Exercise directions: Keep only the lines that hold the string "level", filtering out the rest of the entries below.

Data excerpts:
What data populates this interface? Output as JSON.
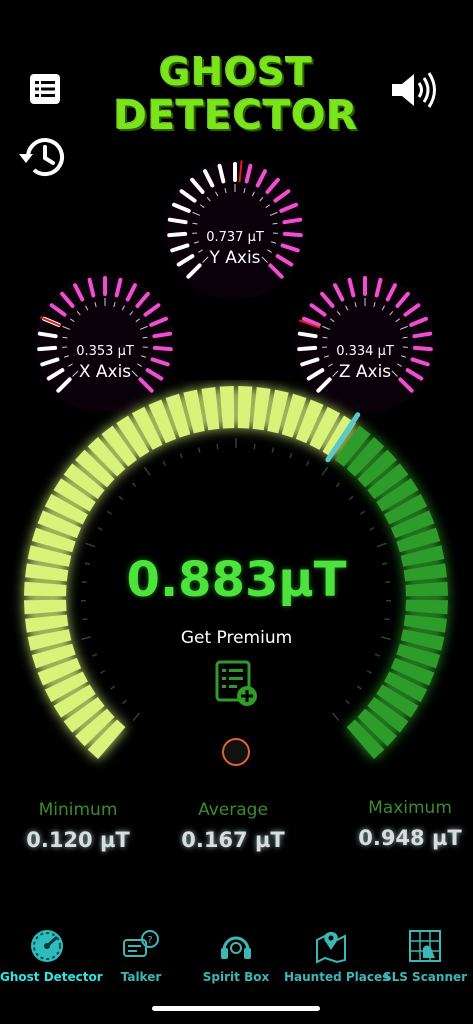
{
  "header": {
    "title_line1": "GHOST",
    "title_line2": "DETECTOR"
  },
  "axes": {
    "y": {
      "value": "0.737 µT",
      "label": "Y Axis",
      "level": 0.52
    },
    "x": {
      "value": "0.353 µT",
      "label": "X Axis",
      "level": 0.25
    },
    "z": {
      "value": "0.334 µT",
      "label": "Z Axis",
      "level": 0.24
    }
  },
  "main": {
    "reading": "0.883µT",
    "level": 0.62,
    "premium_label": "Get Premium"
  },
  "stats": {
    "min_label": "Minimum",
    "min_value": "0.120 µT",
    "avg_label": "Average",
    "avg_value": "0.167 µT",
    "max_label": "Maximum",
    "max_value": "0.948 µT"
  },
  "nav": {
    "items": [
      {
        "label": "Ghost Detector",
        "icon": "gauge-icon"
      },
      {
        "label": "Talker",
        "icon": "chat-question-icon"
      },
      {
        "label": "Spirit Box",
        "icon": "headset-icon"
      },
      {
        "label": "Haunted Places",
        "icon": "map-pin-icon"
      },
      {
        "label": "SLS Scanner",
        "icon": "grid-scan-icon"
      }
    ]
  },
  "colors": {
    "accent_green": "#4be33c",
    "gauge_light": "#d8f27a",
    "gauge_dark": "#2f9c2a",
    "tick_pink": "#ef4fcf",
    "needle": "#58c9c9",
    "nav_text": "#3bb7b7"
  }
}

Complete answer:
      "level": 0.52
      "level": 0.25
      "level": 0.24
    "level": 0.62,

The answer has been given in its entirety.